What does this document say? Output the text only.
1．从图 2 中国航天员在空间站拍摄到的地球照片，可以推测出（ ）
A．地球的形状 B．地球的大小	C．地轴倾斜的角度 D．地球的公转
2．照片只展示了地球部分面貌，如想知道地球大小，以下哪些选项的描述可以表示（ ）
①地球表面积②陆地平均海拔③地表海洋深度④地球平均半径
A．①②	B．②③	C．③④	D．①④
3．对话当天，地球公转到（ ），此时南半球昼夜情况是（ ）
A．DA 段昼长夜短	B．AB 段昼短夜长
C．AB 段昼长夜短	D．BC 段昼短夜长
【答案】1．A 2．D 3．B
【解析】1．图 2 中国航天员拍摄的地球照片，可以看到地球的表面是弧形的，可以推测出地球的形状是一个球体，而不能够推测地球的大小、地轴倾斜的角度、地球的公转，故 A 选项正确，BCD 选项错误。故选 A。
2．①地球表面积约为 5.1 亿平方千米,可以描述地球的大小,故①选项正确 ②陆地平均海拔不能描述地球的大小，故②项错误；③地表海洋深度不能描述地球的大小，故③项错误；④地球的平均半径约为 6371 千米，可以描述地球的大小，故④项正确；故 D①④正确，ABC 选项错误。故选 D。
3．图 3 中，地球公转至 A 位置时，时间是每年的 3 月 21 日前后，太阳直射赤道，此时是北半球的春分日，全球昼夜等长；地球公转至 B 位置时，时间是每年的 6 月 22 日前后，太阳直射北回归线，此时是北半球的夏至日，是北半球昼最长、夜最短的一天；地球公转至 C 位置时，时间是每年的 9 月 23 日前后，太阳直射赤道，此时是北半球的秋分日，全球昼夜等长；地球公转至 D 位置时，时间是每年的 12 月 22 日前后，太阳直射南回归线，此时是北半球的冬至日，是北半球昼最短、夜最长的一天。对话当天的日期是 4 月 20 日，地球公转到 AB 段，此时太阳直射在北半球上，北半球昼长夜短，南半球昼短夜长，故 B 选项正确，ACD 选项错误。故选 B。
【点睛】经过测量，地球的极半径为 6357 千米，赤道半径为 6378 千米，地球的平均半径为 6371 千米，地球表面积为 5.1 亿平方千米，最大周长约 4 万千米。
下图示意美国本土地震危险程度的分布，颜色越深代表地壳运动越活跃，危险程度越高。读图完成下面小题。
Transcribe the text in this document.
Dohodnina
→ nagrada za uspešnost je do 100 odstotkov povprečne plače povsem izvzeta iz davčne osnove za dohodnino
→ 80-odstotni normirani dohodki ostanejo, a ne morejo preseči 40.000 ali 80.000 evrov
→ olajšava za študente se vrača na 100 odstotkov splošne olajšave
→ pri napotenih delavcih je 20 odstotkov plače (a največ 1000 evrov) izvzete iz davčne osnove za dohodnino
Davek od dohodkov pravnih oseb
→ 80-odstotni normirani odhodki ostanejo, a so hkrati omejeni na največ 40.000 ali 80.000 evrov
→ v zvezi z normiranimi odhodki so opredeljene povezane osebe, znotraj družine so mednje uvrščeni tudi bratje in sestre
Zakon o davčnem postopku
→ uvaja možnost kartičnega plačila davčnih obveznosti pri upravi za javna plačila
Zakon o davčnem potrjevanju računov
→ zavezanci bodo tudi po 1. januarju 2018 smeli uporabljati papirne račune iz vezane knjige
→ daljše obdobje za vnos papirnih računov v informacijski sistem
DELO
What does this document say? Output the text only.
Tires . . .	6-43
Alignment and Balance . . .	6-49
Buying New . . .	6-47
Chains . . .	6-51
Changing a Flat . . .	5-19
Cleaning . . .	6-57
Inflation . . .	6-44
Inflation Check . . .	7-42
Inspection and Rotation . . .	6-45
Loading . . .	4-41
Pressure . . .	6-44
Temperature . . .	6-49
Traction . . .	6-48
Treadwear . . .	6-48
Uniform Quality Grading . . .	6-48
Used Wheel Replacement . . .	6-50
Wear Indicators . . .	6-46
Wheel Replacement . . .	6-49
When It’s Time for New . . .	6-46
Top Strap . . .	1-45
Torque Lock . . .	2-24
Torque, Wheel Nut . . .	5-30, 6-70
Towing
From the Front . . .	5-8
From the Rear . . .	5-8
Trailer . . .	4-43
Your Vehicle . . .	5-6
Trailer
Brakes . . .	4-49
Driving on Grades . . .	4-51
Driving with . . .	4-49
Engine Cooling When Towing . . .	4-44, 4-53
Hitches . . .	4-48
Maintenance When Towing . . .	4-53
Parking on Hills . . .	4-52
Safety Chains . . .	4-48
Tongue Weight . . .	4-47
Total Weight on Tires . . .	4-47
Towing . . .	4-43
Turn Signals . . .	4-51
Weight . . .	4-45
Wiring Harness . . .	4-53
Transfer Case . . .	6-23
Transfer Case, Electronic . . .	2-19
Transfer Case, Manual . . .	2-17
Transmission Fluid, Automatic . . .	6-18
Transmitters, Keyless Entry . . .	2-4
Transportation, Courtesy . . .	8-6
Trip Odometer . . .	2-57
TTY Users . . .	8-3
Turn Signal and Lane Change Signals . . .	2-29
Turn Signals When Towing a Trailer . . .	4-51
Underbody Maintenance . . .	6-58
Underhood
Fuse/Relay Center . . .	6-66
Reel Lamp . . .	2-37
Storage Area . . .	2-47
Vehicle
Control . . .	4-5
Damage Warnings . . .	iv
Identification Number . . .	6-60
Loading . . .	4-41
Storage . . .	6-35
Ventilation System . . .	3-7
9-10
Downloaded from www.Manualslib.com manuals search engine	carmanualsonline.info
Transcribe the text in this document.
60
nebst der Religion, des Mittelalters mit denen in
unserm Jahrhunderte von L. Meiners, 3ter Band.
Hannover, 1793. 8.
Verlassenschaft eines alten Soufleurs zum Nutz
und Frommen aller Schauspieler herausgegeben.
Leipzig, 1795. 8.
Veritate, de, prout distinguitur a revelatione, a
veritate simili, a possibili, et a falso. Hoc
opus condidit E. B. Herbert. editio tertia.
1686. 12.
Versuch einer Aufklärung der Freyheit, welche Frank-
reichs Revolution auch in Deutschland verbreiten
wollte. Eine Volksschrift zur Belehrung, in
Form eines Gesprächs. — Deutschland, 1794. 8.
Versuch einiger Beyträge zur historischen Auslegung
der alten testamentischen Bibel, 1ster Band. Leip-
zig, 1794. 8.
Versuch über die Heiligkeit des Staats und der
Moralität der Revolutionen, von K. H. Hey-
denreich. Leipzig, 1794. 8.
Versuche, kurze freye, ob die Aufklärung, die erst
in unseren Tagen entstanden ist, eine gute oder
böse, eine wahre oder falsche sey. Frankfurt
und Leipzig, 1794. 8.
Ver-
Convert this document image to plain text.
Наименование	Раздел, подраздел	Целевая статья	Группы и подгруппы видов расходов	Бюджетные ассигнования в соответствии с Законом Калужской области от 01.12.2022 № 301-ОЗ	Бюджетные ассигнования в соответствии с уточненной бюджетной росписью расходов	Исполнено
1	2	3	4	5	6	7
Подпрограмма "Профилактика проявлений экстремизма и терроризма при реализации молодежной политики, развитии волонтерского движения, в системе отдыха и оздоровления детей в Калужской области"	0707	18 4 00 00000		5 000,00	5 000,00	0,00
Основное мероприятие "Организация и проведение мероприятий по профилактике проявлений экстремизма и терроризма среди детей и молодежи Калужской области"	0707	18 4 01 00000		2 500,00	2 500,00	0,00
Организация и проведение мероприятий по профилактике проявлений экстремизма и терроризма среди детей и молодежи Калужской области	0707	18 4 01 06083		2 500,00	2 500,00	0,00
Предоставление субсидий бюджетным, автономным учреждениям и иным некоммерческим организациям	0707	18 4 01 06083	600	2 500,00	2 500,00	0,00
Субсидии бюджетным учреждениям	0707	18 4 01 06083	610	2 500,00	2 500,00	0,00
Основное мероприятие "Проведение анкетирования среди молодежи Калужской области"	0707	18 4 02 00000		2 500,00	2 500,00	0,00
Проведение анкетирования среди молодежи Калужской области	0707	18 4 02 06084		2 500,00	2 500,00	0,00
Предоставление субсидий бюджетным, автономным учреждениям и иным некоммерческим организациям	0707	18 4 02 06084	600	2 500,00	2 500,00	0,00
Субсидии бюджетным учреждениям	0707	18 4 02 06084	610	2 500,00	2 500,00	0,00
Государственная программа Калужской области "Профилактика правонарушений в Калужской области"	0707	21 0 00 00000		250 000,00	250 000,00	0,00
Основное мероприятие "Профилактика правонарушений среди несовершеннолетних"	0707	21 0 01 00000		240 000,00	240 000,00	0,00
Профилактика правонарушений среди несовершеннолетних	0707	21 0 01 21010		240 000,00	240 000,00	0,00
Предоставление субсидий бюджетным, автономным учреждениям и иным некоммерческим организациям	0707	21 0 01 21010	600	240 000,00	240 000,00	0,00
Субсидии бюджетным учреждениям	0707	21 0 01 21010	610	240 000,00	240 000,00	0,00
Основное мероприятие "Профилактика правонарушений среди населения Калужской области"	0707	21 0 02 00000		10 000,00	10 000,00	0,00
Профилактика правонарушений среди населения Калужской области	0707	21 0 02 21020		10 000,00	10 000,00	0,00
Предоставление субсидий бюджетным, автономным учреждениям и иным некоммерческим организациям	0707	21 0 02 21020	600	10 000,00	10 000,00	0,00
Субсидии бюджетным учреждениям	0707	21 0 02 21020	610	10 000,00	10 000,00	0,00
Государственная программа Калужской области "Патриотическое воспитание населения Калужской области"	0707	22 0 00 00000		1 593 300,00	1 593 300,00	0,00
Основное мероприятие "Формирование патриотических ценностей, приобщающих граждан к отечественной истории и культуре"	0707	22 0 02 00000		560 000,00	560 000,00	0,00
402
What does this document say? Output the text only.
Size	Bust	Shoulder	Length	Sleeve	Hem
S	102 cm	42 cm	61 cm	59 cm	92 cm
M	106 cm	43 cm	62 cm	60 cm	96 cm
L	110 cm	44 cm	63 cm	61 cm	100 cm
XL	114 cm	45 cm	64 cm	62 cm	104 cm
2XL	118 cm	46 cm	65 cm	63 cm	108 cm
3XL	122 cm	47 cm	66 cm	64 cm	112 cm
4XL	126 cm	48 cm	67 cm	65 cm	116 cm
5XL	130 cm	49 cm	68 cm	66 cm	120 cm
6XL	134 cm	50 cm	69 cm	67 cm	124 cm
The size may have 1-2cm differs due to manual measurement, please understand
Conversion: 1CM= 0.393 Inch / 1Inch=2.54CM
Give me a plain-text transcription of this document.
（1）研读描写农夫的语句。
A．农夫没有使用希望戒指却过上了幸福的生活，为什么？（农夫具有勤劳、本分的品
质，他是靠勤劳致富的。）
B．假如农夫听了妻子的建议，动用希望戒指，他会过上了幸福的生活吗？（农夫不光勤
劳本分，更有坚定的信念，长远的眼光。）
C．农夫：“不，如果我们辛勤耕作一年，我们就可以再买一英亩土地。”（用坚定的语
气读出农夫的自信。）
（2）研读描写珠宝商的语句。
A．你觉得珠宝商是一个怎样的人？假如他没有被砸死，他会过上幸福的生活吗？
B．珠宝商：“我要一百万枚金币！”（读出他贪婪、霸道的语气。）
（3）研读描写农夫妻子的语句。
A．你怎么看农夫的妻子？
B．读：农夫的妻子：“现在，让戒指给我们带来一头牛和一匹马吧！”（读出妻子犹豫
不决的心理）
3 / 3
################
• Exercise brief: From the material above, gather all lines that include the string "osnove" and copy them.

• Solution to this exercise:
→ nagrada za uspešnost je do 100 odstotkov povprečne plače povsem izvzeta iz davčne osnove za dohodnino
→ pri napotenih delavcih je 20 odstotkov plače (a največ 1000 evrov) izvzete iz davčne osnove za dohodnino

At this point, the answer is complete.